WRITTEN EXERCISE. Go through the entries below, tally each line with the string "this", and give the final number by itself.

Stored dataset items
-- start --

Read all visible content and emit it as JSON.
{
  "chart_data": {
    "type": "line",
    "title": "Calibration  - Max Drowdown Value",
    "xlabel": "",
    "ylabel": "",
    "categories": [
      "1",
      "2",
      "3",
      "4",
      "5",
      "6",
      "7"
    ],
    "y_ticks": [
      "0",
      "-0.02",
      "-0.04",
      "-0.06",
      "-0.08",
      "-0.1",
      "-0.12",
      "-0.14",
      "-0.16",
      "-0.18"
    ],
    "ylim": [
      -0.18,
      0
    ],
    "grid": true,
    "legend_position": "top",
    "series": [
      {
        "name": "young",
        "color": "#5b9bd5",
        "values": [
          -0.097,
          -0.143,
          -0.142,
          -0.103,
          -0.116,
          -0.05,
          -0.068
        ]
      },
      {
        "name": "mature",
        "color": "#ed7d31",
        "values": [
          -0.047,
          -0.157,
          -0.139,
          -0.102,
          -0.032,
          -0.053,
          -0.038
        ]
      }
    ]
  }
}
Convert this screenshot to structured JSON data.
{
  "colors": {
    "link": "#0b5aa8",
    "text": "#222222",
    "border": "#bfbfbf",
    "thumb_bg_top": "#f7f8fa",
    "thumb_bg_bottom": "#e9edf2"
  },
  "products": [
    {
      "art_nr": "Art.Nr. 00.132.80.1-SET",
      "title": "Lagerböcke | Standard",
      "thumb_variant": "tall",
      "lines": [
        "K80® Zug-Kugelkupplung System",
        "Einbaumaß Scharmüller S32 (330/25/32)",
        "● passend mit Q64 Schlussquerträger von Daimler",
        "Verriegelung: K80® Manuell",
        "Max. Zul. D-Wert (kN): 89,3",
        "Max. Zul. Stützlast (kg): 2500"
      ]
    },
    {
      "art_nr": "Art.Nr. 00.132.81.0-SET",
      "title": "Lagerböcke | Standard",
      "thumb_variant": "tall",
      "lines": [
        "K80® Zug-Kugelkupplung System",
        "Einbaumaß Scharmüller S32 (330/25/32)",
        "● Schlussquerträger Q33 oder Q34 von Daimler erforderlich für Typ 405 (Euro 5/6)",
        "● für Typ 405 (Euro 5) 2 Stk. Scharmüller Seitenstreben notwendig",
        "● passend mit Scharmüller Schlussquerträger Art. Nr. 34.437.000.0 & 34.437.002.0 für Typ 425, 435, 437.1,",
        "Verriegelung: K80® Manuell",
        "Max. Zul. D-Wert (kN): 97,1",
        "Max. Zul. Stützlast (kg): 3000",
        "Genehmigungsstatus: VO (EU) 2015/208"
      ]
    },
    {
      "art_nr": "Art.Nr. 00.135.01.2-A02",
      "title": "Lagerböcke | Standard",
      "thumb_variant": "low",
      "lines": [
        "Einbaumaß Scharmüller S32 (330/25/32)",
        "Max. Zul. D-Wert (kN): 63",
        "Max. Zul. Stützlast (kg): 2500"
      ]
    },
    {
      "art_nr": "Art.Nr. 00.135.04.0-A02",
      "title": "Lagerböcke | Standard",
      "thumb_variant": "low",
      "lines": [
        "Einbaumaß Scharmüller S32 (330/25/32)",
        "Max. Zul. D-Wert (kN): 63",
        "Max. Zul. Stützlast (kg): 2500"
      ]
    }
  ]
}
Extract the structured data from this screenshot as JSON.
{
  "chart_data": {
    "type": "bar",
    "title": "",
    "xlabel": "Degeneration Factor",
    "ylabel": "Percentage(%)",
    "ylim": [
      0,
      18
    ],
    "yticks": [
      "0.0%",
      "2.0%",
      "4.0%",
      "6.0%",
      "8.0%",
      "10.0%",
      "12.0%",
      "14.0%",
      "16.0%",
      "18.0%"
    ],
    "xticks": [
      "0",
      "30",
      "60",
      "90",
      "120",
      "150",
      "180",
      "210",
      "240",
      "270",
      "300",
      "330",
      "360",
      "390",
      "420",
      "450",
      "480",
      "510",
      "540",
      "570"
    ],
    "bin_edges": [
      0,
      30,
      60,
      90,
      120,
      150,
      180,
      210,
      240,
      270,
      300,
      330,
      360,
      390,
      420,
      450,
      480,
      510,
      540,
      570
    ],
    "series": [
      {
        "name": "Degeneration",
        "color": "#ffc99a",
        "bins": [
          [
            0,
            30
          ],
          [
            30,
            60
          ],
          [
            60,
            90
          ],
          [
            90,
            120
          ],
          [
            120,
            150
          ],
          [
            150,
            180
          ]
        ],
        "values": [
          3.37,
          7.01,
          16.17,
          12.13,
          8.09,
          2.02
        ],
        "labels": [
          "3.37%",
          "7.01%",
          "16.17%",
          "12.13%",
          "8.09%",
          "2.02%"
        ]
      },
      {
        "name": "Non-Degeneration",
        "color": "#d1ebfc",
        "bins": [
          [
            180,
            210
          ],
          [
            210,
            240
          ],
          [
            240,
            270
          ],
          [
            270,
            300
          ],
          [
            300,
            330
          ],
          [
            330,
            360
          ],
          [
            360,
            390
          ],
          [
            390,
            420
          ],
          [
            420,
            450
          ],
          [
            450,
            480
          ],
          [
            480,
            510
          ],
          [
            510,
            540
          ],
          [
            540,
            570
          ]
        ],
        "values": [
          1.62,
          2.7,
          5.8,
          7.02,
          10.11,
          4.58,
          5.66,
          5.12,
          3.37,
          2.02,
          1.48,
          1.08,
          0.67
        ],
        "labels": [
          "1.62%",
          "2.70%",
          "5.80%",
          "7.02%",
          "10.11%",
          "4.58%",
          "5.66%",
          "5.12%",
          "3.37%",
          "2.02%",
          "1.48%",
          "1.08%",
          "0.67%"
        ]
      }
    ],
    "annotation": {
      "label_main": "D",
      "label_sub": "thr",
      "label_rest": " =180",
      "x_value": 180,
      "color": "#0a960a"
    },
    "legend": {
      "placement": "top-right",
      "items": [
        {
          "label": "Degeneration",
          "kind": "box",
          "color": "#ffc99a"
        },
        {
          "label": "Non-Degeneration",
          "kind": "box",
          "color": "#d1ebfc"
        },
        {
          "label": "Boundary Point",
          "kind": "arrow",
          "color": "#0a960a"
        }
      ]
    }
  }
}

-- end --

RESULT. 2